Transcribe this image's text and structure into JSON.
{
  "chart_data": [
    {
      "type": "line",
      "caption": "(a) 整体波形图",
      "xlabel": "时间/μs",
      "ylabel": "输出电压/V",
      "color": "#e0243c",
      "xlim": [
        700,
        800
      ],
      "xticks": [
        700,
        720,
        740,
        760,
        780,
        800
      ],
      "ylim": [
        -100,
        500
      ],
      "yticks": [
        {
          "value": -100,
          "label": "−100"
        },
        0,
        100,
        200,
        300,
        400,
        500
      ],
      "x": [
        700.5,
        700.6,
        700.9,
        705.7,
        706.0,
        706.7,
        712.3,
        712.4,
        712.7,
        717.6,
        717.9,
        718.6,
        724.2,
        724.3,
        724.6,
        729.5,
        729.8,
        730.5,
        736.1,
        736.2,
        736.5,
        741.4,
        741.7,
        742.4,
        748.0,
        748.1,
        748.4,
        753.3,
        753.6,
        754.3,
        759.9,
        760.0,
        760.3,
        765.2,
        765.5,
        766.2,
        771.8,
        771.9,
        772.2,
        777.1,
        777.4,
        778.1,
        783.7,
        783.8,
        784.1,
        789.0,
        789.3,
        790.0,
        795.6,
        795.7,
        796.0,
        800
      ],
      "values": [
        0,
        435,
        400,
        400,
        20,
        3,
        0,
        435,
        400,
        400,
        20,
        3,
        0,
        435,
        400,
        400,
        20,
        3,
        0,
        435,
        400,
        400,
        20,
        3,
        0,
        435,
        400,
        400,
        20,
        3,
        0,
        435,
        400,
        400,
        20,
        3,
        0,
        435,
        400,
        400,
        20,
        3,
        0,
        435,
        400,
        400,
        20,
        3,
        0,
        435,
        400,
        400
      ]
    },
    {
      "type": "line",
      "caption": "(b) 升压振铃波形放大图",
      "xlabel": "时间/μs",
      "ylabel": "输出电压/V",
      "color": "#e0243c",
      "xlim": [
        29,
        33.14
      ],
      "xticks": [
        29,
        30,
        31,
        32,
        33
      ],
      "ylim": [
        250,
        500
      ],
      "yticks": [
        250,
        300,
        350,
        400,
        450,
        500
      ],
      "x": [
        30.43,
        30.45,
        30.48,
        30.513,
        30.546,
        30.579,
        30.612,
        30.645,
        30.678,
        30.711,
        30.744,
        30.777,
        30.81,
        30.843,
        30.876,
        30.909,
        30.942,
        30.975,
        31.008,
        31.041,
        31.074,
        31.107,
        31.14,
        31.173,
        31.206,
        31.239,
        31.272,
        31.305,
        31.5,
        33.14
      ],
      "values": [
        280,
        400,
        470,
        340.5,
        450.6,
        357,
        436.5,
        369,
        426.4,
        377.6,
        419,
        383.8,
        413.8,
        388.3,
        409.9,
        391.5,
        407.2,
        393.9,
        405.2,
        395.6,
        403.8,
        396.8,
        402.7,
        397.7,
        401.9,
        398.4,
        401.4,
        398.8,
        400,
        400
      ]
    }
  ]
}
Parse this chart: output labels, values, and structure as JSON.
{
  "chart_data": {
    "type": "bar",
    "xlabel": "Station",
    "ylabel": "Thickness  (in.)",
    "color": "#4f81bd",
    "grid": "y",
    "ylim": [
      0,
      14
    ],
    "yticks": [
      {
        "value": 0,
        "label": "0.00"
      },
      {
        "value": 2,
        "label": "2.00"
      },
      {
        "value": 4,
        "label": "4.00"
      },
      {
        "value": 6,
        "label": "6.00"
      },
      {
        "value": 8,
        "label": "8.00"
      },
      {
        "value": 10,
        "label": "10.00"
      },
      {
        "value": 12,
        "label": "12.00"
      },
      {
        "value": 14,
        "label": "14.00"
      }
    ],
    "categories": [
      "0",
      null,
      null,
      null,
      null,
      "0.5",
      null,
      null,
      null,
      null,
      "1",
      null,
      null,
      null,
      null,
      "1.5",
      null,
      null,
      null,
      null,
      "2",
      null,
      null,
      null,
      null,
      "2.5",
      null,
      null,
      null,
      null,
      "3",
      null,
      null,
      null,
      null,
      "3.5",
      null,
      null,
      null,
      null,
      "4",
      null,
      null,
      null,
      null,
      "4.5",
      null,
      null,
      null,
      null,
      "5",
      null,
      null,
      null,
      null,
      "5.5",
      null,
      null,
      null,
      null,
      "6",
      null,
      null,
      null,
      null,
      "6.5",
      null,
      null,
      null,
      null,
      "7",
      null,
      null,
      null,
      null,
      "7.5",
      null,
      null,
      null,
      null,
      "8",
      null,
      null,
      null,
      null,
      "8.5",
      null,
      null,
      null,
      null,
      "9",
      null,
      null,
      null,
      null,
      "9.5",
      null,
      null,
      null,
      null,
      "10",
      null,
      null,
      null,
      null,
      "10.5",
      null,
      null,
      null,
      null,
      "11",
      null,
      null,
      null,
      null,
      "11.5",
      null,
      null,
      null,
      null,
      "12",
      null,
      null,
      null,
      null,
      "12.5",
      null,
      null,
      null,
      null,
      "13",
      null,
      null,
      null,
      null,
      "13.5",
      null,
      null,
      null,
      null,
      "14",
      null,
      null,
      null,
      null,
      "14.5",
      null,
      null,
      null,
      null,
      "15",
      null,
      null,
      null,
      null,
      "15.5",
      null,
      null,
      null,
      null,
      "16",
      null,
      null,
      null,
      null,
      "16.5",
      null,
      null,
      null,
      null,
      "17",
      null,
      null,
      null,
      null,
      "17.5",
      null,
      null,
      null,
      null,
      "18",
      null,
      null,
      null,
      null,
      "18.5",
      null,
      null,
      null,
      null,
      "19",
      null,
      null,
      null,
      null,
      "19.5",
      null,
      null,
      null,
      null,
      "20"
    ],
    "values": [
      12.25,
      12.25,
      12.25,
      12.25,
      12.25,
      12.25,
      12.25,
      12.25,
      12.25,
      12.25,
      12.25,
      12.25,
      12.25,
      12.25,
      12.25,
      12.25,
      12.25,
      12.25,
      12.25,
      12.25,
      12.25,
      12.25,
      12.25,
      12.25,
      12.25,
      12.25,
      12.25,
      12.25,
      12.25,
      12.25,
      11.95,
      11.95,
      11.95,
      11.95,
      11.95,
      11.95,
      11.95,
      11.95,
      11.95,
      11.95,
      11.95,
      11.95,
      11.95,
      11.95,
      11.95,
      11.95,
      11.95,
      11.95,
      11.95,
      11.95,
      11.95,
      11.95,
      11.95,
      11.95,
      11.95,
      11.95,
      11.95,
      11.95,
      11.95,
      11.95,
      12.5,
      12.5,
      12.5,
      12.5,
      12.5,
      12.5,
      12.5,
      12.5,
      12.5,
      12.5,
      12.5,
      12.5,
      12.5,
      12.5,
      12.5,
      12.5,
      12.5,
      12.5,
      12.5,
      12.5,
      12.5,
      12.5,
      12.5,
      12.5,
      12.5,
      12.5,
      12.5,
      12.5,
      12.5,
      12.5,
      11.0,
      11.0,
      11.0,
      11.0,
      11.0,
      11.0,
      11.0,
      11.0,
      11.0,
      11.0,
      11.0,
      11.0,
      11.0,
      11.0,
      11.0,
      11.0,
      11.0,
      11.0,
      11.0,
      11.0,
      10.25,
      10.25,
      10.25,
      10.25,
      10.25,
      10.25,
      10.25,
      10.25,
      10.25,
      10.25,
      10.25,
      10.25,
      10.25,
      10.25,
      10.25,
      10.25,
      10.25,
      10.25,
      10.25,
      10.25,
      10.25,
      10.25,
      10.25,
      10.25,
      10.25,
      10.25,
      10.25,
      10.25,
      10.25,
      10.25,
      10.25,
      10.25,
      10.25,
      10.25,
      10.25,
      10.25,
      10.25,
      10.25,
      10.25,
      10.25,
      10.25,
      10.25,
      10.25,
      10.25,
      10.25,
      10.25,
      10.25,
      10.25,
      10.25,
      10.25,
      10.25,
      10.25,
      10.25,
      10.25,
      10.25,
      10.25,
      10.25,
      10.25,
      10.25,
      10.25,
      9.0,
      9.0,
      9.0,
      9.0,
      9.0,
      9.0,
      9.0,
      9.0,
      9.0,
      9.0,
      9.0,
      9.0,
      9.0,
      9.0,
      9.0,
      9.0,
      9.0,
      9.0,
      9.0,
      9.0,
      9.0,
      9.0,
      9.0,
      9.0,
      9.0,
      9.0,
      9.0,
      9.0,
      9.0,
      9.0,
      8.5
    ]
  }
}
===
**Aim of the exercise:** Gather up the lines containing the word "values" from these records and copy them.

**Final result:**
      "values": [
      "values": [
Parse this chart: output labels, values, and structure as JSON.
    "values": [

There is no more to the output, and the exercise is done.